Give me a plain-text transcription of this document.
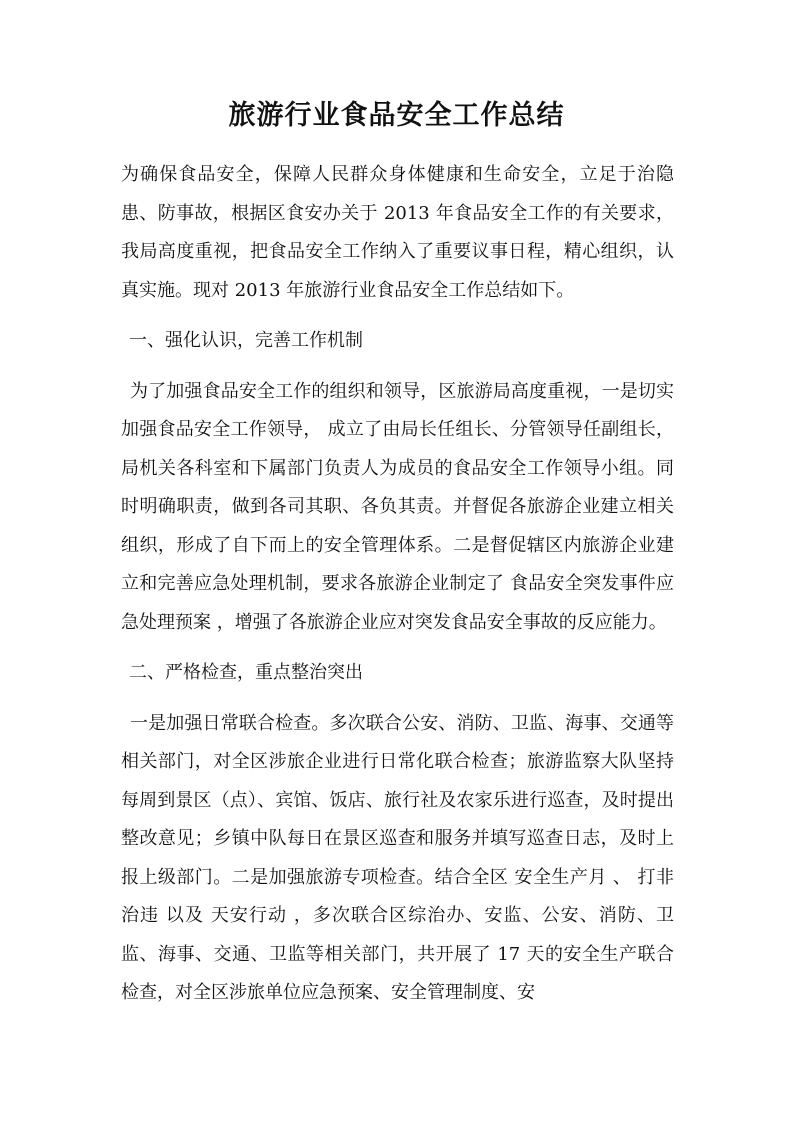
旅游行业食品安全工作总结

为确保食品安全，保障人民群众身体健康和生命安全，立足于治隐患、防事故，根据区食安办关于 2013 年食品安全工作的有关要求，我局高度重视，把食品安全工作纳入了重要议事日程，精心组织，认真实施。现对 2013 年旅游行业食品安全工作总结如下。

一、强化认识，完善工作机制

为了加强食品安全工作的组织和领导，区旅游局高度重视，一是切实加强食品安全工作领导， 成立了由局长任组长、分管领导任副组长，局机关各科室和下属部门负责人为成员的食品安全工作领导小组。同时明确职责，做到各司其职、各负其责。并督促各旅游企业建立相关组织，形成了自下而上的安全管理体系。二是督促辖区内旅游企业建立和完善应急处理机制，要求各旅游企业制定了 食品安全突发事件应急处理预案 ，增强了各旅游企业应对突发食品安全事故的反应能力。

二、严格检查，重点整治突出

一是加强日常联合检查。多次联合公安、消防、卫监、海事、交通等相关部门，对全区涉旅企业进行日常化联合检查；旅游监察大队坚持每周到景区（点）、宾馆、饭店、旅行社及农家乐进行巡查，及时提出整改意见；乡镇中队每日在景区巡查和服务并填写巡查日志，及时上报上级部门。二是加强旅游专项检查。结合全区 安全生产月 、 打非治违 以及 天安行动 ，多次联合区综治办、安监、公安、消防、卫监、海事、交通、卫监等相关部门，共开展了 17 天的安全生产联合检查，对全区涉旅单位应急预案、安全管理制度、安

______

• [EXERCISE]: Reproduce the whole listing word for word, setting aside any pictures.

• [EXERCISE ANSWER]:
Give me a plain-text transcription of this document.
旅游行业食品安全工作总结

为确保食品安全，保障人民群众身体健康和生命安全，立足于治隐患、防事故，根据区食安办关于 2013 年食品安全工作的有关要求，我局高度重视，把食品安全工作纳入了重要议事日程，精心组织，认真实施。现对 2013 年旅游行业食品安全工作总结如下。

一、强化认识，完善工作机制

为了加强食品安全工作的组织和领导，区旅游局高度重视，一是切实加强食品安全工作领导， 成立了由局长任组长、分管领导任副组长，局机关各科室和下属部门负责人为成员的食品安全工作领导小组。同时明确职责，做到各司其职、各负其责。并督促各旅游企业建立相关组织，形成了自下而上的安全管理体系。二是督促辖区内旅游企业建立和完善应急处理机制，要求各旅游企业制定了 食品安全突发事件应急处理预案 ，增强了各旅游企业应对突发食品安全事故的反应能力。

二、严格检查，重点整治突出

一是加强日常联合检查。多次联合公安、消防、卫监、海事、交通等相关部门，对全区涉旅企业进行日常化联合检查；旅游监察大队坚持每周到景区（点）、宾馆、饭店、旅行社及农家乐进行巡查，及时提出整改意见；乡镇中队每日在景区巡查和服务并填写巡查日志，及时上报上级部门。二是加强旅游专项检查。结合全区 安全生产月 、 打非治违 以及 天安行动 ，多次联合区综治办、安监、公安、消防、卫监、海事、交通、卫监等相关部门，共开展了 17 天的安全生产联合检查，对全区涉旅单位应急预案、安全管理制度、安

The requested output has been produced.